Begin Source records

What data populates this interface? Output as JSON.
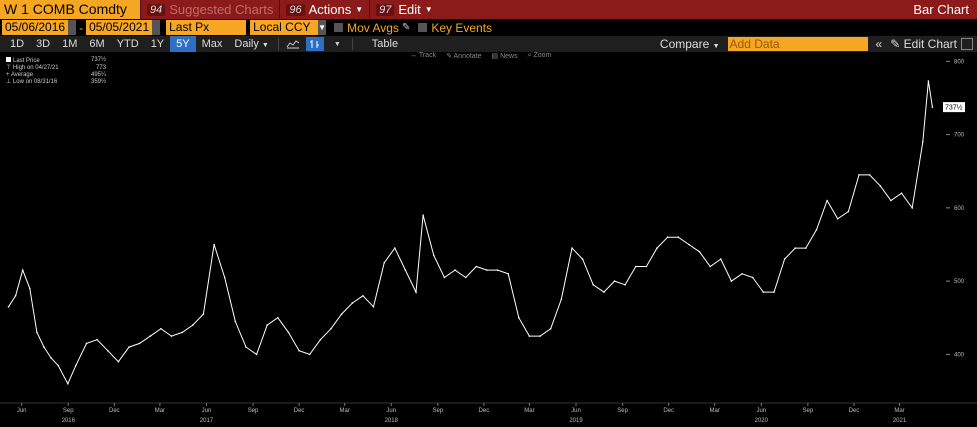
{
  "header": {
    "ticker": "W 1 COMB Comdty",
    "suggested": {
      "num": "94",
      "label": "Suggested Charts"
    },
    "actions": {
      "num": "96",
      "label": "Actions"
    },
    "edit": {
      "num": "97",
      "label": "Edit"
    },
    "title": "Bar Chart"
  },
  "controls": {
    "start_date": "05/06/2016",
    "end_date": "05/05/2021",
    "price_type": "Last Px",
    "currency": "Local CCY",
    "mov_avgs": "Mov Avgs",
    "key_events": "Key Events",
    "periods": [
      "1D",
      "3D",
      "1M",
      "6M",
      "YTD",
      "1Y",
      "5Y",
      "Max"
    ],
    "active_period": "5Y",
    "frequency": "Daily",
    "table": "Table",
    "compare": "Compare",
    "add_data_placeholder": "Add Data",
    "edit_chart": "Edit Chart"
  },
  "tools": [
    "Track",
    "Annotate",
    "News",
    "Zoom"
  ],
  "legend": [
    {
      "label": "Last Price",
      "value": "737½"
    },
    {
      "label": "High on 04/27/21",
      "value": "773"
    },
    {
      "label": "Average",
      "value": "495¼"
    },
    {
      "label": "Low on 08/31/16",
      "value": "359½"
    }
  ],
  "chart_data": {
    "type": "line",
    "series": [
      {
        "name": "Last Price",
        "x": [
          "2016-05-06",
          "2016-05-20",
          "2016-06-03",
          "2016-06-17",
          "2016-07-01",
          "2016-07-15",
          "2016-07-29",
          "2016-08-12",
          "2016-08-31",
          "2016-09-16",
          "2016-10-07",
          "2016-10-28",
          "2016-11-18",
          "2016-12-09",
          "2016-12-30",
          "2017-01-20",
          "2017-02-10",
          "2017-03-03",
          "2017-03-24",
          "2017-04-14",
          "2017-05-05",
          "2017-05-26",
          "2017-06-16",
          "2017-07-07",
          "2017-07-28",
          "2017-08-18",
          "2017-09-08",
          "2017-09-29",
          "2017-10-20",
          "2017-11-10",
          "2017-12-01",
          "2017-12-22",
          "2018-01-12",
          "2018-02-02",
          "2018-02-23",
          "2018-03-16",
          "2018-04-06",
          "2018-04-27",
          "2018-05-18",
          "2018-06-08",
          "2018-06-29",
          "2018-07-20",
          "2018-08-03",
          "2018-08-24",
          "2018-09-14",
          "2018-10-05",
          "2018-10-26",
          "2018-11-16",
          "2018-12-07",
          "2018-12-28",
          "2019-01-18",
          "2019-02-08",
          "2019-03-01",
          "2019-03-22",
          "2019-04-12",
          "2019-05-03",
          "2019-05-24",
          "2019-06-14",
          "2019-07-05",
          "2019-07-26",
          "2019-08-16",
          "2019-09-06",
          "2019-09-27",
          "2019-10-18",
          "2019-11-08",
          "2019-11-29",
          "2019-12-20",
          "2020-01-10",
          "2020-01-31",
          "2020-02-21",
          "2020-03-13",
          "2020-04-03",
          "2020-04-24",
          "2020-05-15",
          "2020-06-05",
          "2020-06-26",
          "2020-07-17",
          "2020-08-07",
          "2020-08-28",
          "2020-09-18",
          "2020-10-09",
          "2020-10-30",
          "2020-11-20",
          "2020-12-11",
          "2021-01-01",
          "2021-01-22",
          "2021-02-12",
          "2021-03-05",
          "2021-03-26",
          "2021-04-16",
          "2021-04-27",
          "2021-05-05"
        ],
        "values": [
          465,
          480,
          515,
          490,
          430,
          410,
          395,
          385,
          360,
          385,
          415,
          420,
          405,
          390,
          410,
          415,
          425,
          435,
          425,
          430,
          440,
          455,
          550,
          505,
          445,
          410,
          400,
          440,
          450,
          430,
          405,
          400,
          420,
          435,
          455,
          470,
          480,
          465,
          525,
          545,
          515,
          485,
          590,
          535,
          505,
          515,
          505,
          520,
          515,
          515,
          510,
          450,
          425,
          425,
          435,
          475,
          545,
          530,
          495,
          485,
          500,
          495,
          520,
          520,
          545,
          560,
          560,
          550,
          540,
          520,
          530,
          500,
          510,
          505,
          485,
          485,
          530,
          545,
          545,
          570,
          610,
          585,
          595,
          645,
          645,
          630,
          610,
          620,
          600,
          690,
          773,
          737.5
        ]
      }
    ],
    "x_ticks": [
      {
        "date": "2016-06-01",
        "label": "Jun"
      },
      {
        "date": "2016-09-01",
        "label": "Sep"
      },
      {
        "date": "2016-12-01",
        "label": "Dec"
      },
      {
        "date": "2017-03-01",
        "label": "Mar"
      },
      {
        "date": "2017-06-01",
        "label": "Jun"
      },
      {
        "date": "2017-09-01",
        "label": "Sep"
      },
      {
        "date": "2017-12-01",
        "label": "Dec"
      },
      {
        "date": "2018-03-01",
        "label": "Mar"
      },
      {
        "date": "2018-06-01",
        "label": "Jun"
      },
      {
        "date": "2018-09-01",
        "label": "Sep"
      },
      {
        "date": "2018-12-01",
        "label": "Dec"
      },
      {
        "date": "2019-03-01",
        "label": "Mar"
      },
      {
        "date": "2019-06-01",
        "label": "Jun"
      },
      {
        "date": "2019-09-01",
        "label": "Sep"
      },
      {
        "date": "2019-12-01",
        "label": "Dec"
      },
      {
        "date": "2020-03-01",
        "label": "Mar"
      },
      {
        "date": "2020-06-01",
        "label": "Jun"
      },
      {
        "date": "2020-09-01",
        "label": "Sep"
      },
      {
        "date": "2020-12-01",
        "label": "Dec"
      },
      {
        "date": "2021-03-01",
        "label": "Mar"
      }
    ],
    "year_labels": [
      {
        "date": "2016-09-01",
        "label": "2016"
      },
      {
        "date": "2017-06-01",
        "label": "2017"
      },
      {
        "date": "2018-06-01",
        "label": "2018"
      },
      {
        "date": "2019-06-01",
        "label": "2019"
      },
      {
        "date": "2020-06-01",
        "label": "2020"
      },
      {
        "date": "2021-03-01",
        "label": "2021"
      }
    ],
    "y_ticks": [
      400,
      500,
      600,
      700,
      800
    ],
    "ylim": [
      335,
      810
    ],
    "xlim": [
      "2016-05-01",
      "2021-05-20"
    ],
    "last_value_label": "737½",
    "grid": false,
    "colors": {
      "line": "#ffffff",
      "background": "#000000",
      "axis_text": "#bbbbbb"
    }
  }
}
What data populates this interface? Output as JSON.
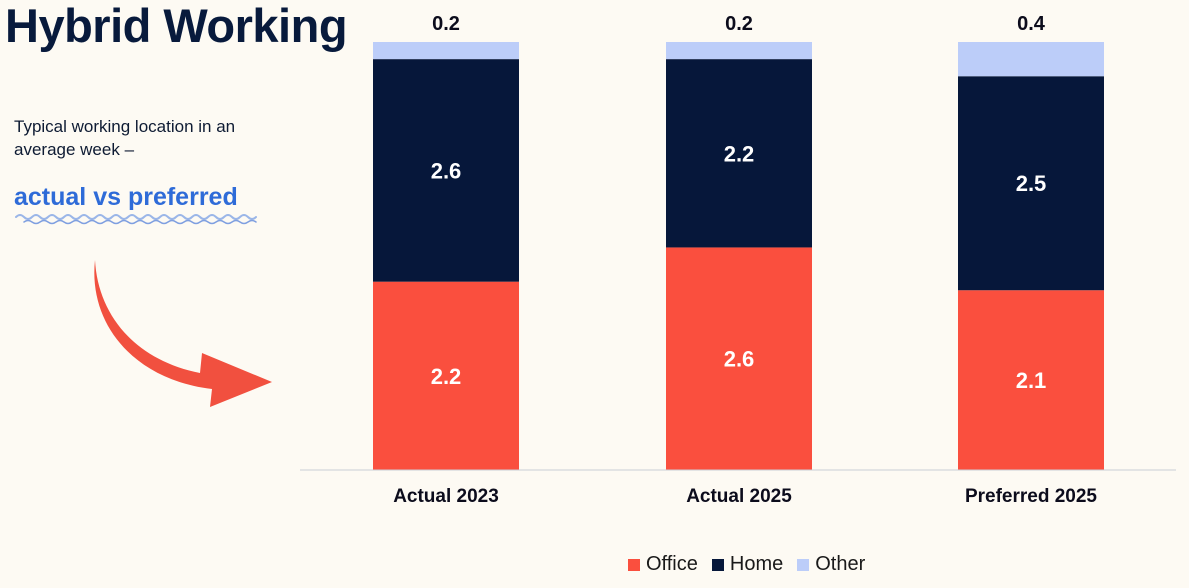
{
  "page": {
    "title": "Hybrid Working",
    "subtitle": "Typical working location in an average week –",
    "highlight": "actual vs preferred"
  },
  "colors": {
    "background": "#fdfaf3",
    "title": "#081a3c",
    "highlight": "#2e6bd8",
    "arrow": "#f1503f"
  },
  "chart_data": {
    "type": "bar",
    "stacked": true,
    "categories": [
      "Actual 2023",
      "Actual 2025",
      "Preferred 2025"
    ],
    "series": [
      {
        "name": "Office",
        "color": "#fa4f3e",
        "values": [
          2.2,
          2.6,
          2.1
        ]
      },
      {
        "name": "Home",
        "color": "#06173a",
        "values": [
          2.6,
          2.2,
          2.5
        ]
      },
      {
        "name": "Other",
        "color": "#bccdf9",
        "values": [
          0.2,
          0.2,
          0.4
        ]
      }
    ],
    "top_labels": [
      "0.2",
      "0.2",
      "0.4"
    ],
    "ylim": [
      0,
      5
    ],
    "grid": false,
    "legend_position": "bottom"
  }
}
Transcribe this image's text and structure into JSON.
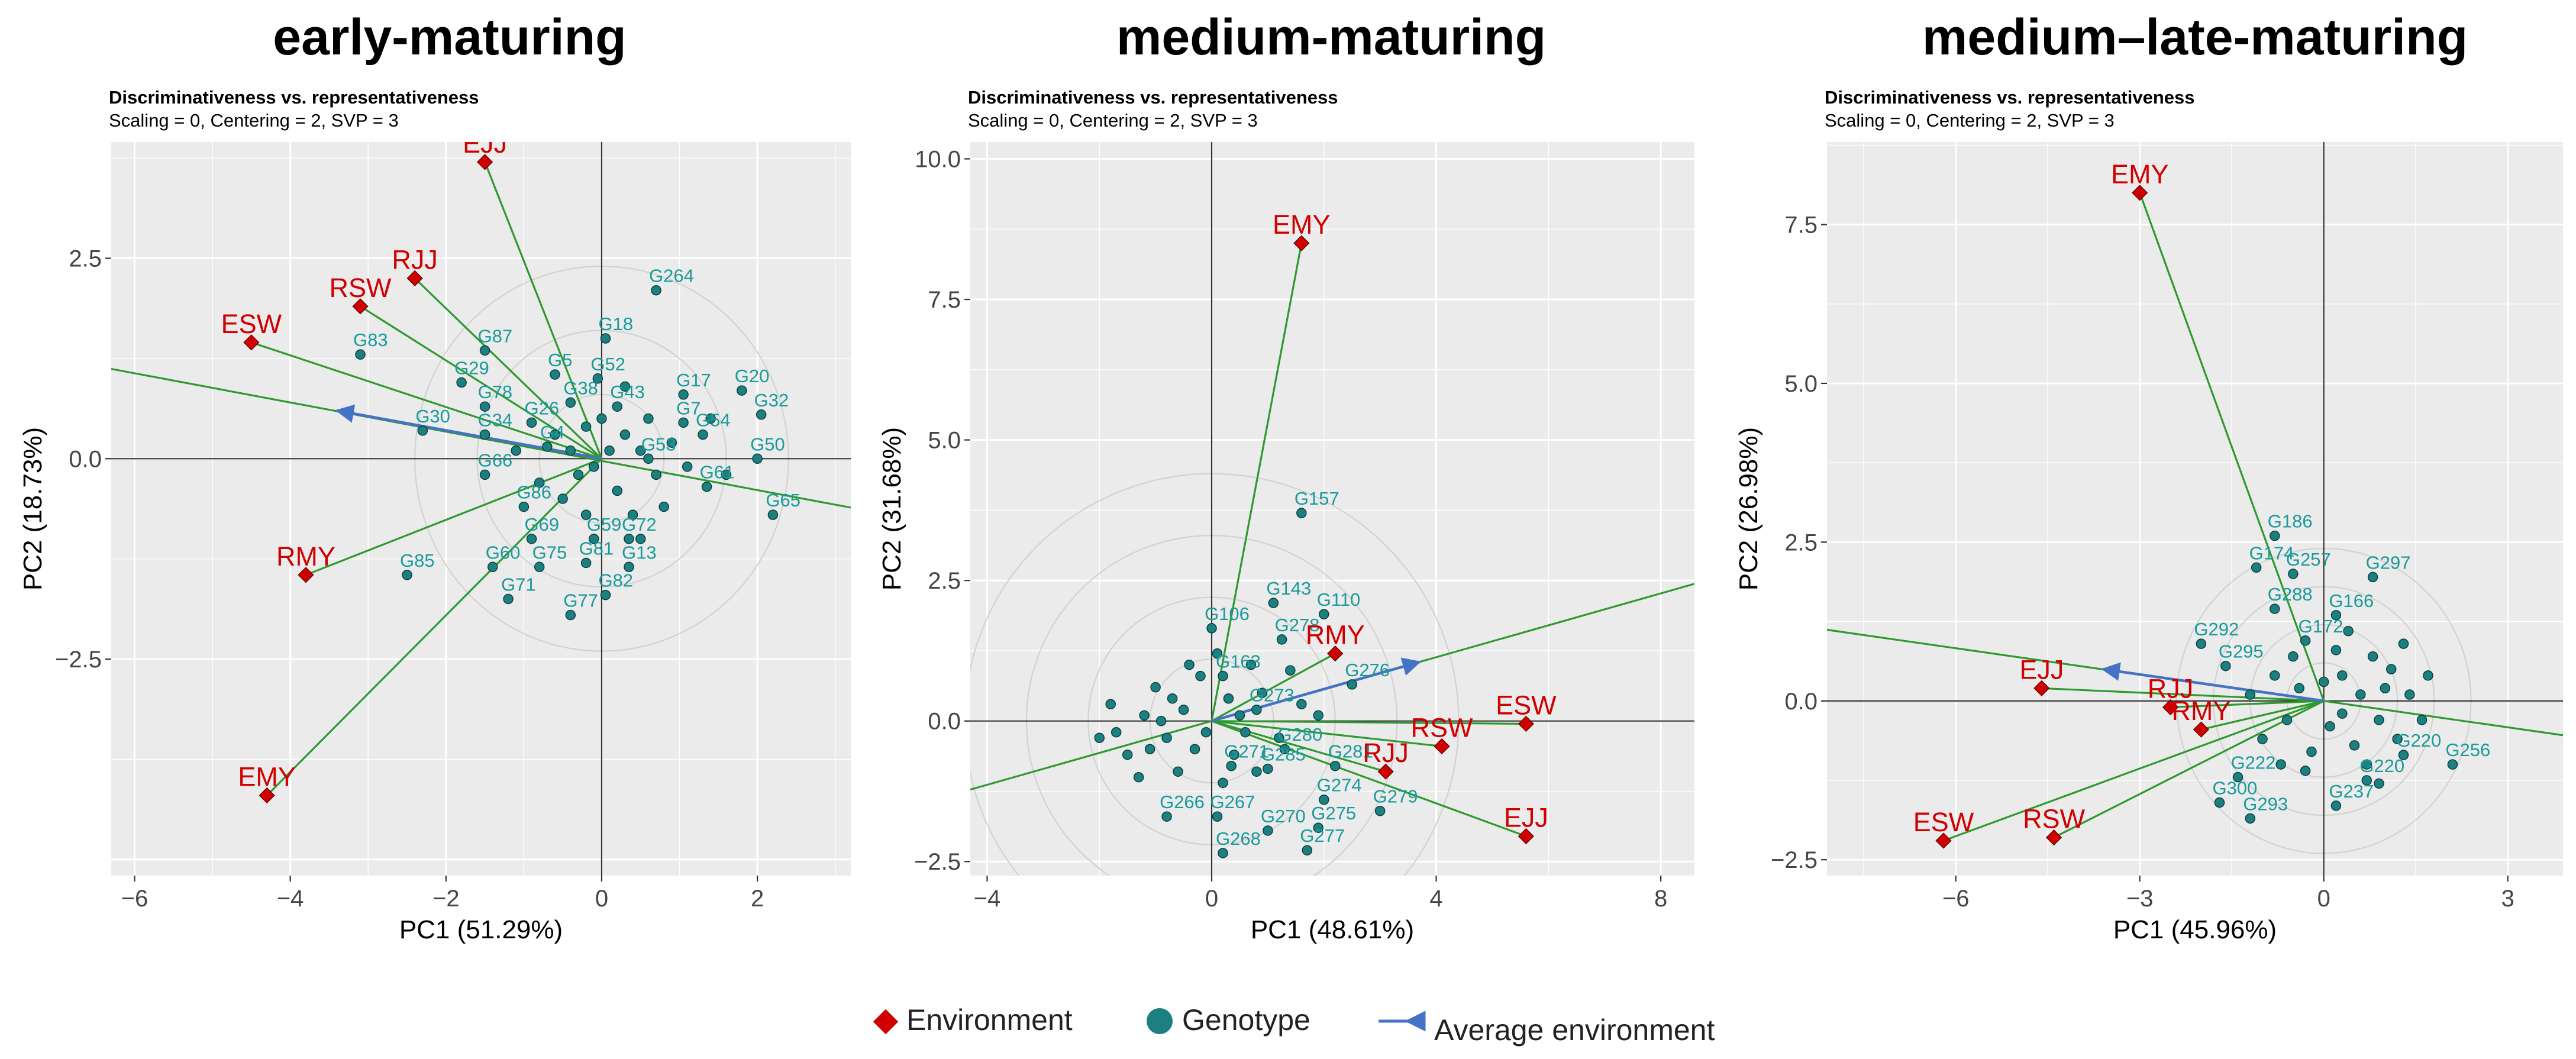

End Source records

**What you will do:**
In your copy, leave out the pictures and reproduce the material above exactly.

**Response:**
What data populates this interface? Output as JSON.
{
  "header": {
    "ticker": "W 1 COMB Comdty",
    "suggested": {
      "num": "94",
      "label": "Suggested Charts"
    },
    "actions": {
      "num": "96",
      "label": "Actions"
    },
    "edit": {
      "num": "97",
      "label": "Edit"
    },
    "title": "Bar Chart"
  },
  "controls": {
    "start_date": "05/06/2016",
    "end_date": "05/05/2021",
    "price_type": "Last Px",
    "currency": "Local CCY",
    "mov_avgs": "Mov Avgs",
    "key_events": "Key Events",
    "periods": [
      "1D",
      "3D",
      "1M",
      "6M",
      "YTD",
      "1Y",
      "5Y",
      "Max"
    ],
    "active_period": "5Y",
    "frequency": "Daily",
    "table": "Table",
    "compare": "Compare",
    "add_data_placeholder": "Add Data",
    "edit_chart": "Edit Chart"
  },
  "tools": [
    "Track",
    "Annotate",
    "News",
    "Zoom"
  ],
  "legend": [
    {
      "label": "Last Price",
      "value": "737½"
    },
    {
      "label": "High on 04/27/21",
      "value": "773"
    },
    {
      "label": "Average",
      "value": "495¼"
    },
    {
      "label": "Low on 08/31/16",
      "value": "359½"
    }
  ],
  "chart_data": {
    "type": "line",
    "series": [
      {
        "name": "Last Price",
        "x": [
          "2016-05-06",
          "2016-05-20",
          "2016-06-03",
          "2016-06-17",
          "2016-07-01",
          "2016-07-15",
          "2016-07-29",
          "2016-08-12",
          "2016-08-31",
          "2016-09-16",
          "2016-10-07",
          "2016-10-28",
          "2016-11-18",
          "2016-12-09",
          "2016-12-30",
          "2017-01-20",
          "2017-02-10",
          "2017-03-03",
          "2017-03-24",
          "2017-04-14",
          "2017-05-05",
          "2017-05-26",
          "2017-06-16",
          "2017-07-07",
          "2017-07-28",
          "2017-08-18",
          "2017-09-08",
          "2017-09-29",
          "2017-10-20",
          "2017-11-10",
          "2017-12-01",
          "2017-12-22",
          "2018-01-12",
          "2018-02-02",
          "2018-02-23",
          "2018-03-16",
          "2018-04-06",
          "2018-04-27",
          "2018-05-18",
          "2018-06-08",
          "2018-06-29",
          "2018-07-20",
          "2018-08-03",
          "2018-08-24",
          "2018-09-14",
          "2018-10-05",
          "2018-10-26",
          "2018-11-16",
          "2018-12-07",
          "2018-12-28",
          "2019-01-18",
          "2019-02-08",
          "2019-03-01",
          "2019-03-22",
          "2019-04-12",
          "2019-05-03",
          "2019-05-24",
          "2019-06-14",
          "2019-07-05",
          "2019-07-26",
          "2019-08-16",
          "2019-09-06",
          "2019-09-27",
          "2019-10-18",
          "2019-11-08",
          "2019-11-29",
          "2019-12-20",
          "2020-01-10",
          "2020-01-31",
          "2020-02-21",
          "2020-03-13",
          "2020-04-03",
          "2020-04-24",
          "2020-05-15",
          "2020-06-05",
          "2020-06-26",
          "2020-07-17",
          "2020-08-07",
          "2020-08-28",
          "2020-09-18",
          "2020-10-09",
          "2020-10-30",
          "2020-11-20",
          "2020-12-11",
          "2021-01-01",
          "2021-01-22",
          "2021-02-12",
          "2021-03-05",
          "2021-03-26",
          "2021-04-16",
          "2021-04-27",
          "2021-05-05"
        ],
        "values": [
          465,
          480,
          515,
          490,
          430,
          410,
          395,
          385,
          360,
          385,
          415,
          420,
          405,
          390,
          410,
          415,
          425,
          435,
          425,
          430,
          440,
          455,
          550,
          505,
          445,
          410,
          400,
          440,
          450,
          430,
          405,
          400,
          420,
          435,
          455,
          470,
          480,
          465,
          525,
          545,
          515,
          485,
          590,
          535,
          505,
          515,
          505,
          520,
          515,
          515,
          510,
          450,
          425,
          425,
          435,
          475,
          545,
          530,
          495,
          485,
          500,
          495,
          520,
          520,
          545,
          560,
          560,
          550,
          540,
          520,
          530,
          500,
          510,
          505,
          485,
          485,
          530,
          545,
          545,
          570,
          610,
          585,
          595,
          645,
          645,
          630,
          610,
          620,
          600,
          690,
          773,
          737.5
        ]
      }
    ],
    "x_ticks": [
      {
        "date": "2016-06-01",
        "label": "Jun"
      },
      {
        "date": "2016-09-01",
        "label": "Sep"
      },
      {
        "date": "2016-12-01",
        "label": "Dec"
      },
      {
        "date": "2017-03-01",
        "label": "Mar"
      },
      {
        "date": "2017-06-01",
        "label": "Jun"
      },
      {
        "date": "2017-09-01",
        "label": "Sep"
      },
      {
        "date": "2017-12-01",
        "label": "Dec"
      },
      {
        "date": "2018-03-01",
        "label": "Mar"
      },
      {
        "date": "2018-06-01",
        "label": "Jun"
      },
      {
        "date": "2018-09-01",
        "label": "Sep"
      },
      {
        "date": "2018-12-01",
        "label": "Dec"
      },
      {
        "date": "2019-03-01",
        "label": "Mar"
      },
      {
        "date": "2019-06-01",
        "label": "Jun"
      },
      {
        "date": "2019-09-01",
        "label": "Sep"
      },
      {
        "date": "2019-12-01",
        "label": "Dec"
      },
      {
        "date": "2020-03-01",
        "label": "Mar"
      },
      {
        "date": "2020-06-01",
        "label": "Jun"
      },
      {
        "date": "2020-09-01",
        "label": "Sep"
      },
      {
        "date": "2020-12-01",
        "label": "Dec"
      },
      {
        "date": "2021-03-01",
        "label": "Mar"
      }
    ],
    "year_labels": [
      {
        "date": "2016-09-01",
        "label": "2016"
      },
      {
        "date": "2017-06-01",
        "label": "2017"
      },
      {
        "date": "2018-06-01",
        "label": "2018"
      },
      {
        "date": "2019-06-01",
        "label": "2019"
      },
      {
        "date": "2020-06-01",
        "label": "2020"
      },
      {
        "date": "2021-03-01",
        "label": "2021"
      }
    ],
    "y_ticks": [
      400,
      500,
      600,
      700,
      800
    ],
    "ylim": [
      335,
      810
    ],
    "xlim": [
      "2016-05-01",
      "2021-05-20"
    ],
    "last_value_label": "737½",
    "grid": false,
    "colors": {
      "line": "#ffffff",
      "background": "#000000",
      "axis_text": "#bbbbbb"
    }
  }
}
What data populates this interface? Output as JSON.
{
  "page": {
    "title": "Hybrid Working",
    "subtitle": "Typical working location in an average week –",
    "highlight": "actual vs preferred"
  },
  "colors": {
    "background": "#fdfaf3",
    "title": "#081a3c",
    "highlight": "#2e6bd8",
    "arrow": "#f1503f"
  },
  "chart_data": {
    "type": "bar",
    "stacked": true,
    "categories": [
      "Actual 2023",
      "Actual 2025",
      "Preferred 2025"
    ],
    "series": [
      {
        "name": "Office",
        "color": "#fa4f3e",
        "values": [
          2.2,
          2.6,
          2.1
        ]
      },
      {
        "name": "Home",
        "color": "#06173a",
        "values": [
          2.6,
          2.2,
          2.5
        ]
      },
      {
        "name": "Other",
        "color": "#bccdf9",
        "values": [
          0.2,
          0.2,
          0.4
        ]
      }
    ],
    "top_labels": [
      "0.2",
      "0.2",
      "0.4"
    ],
    "ylim": [
      0,
      5
    ],
    "grid": false,
    "legend_position": "bottom"
  }
}
Transcribe this image's text and structure into JSON.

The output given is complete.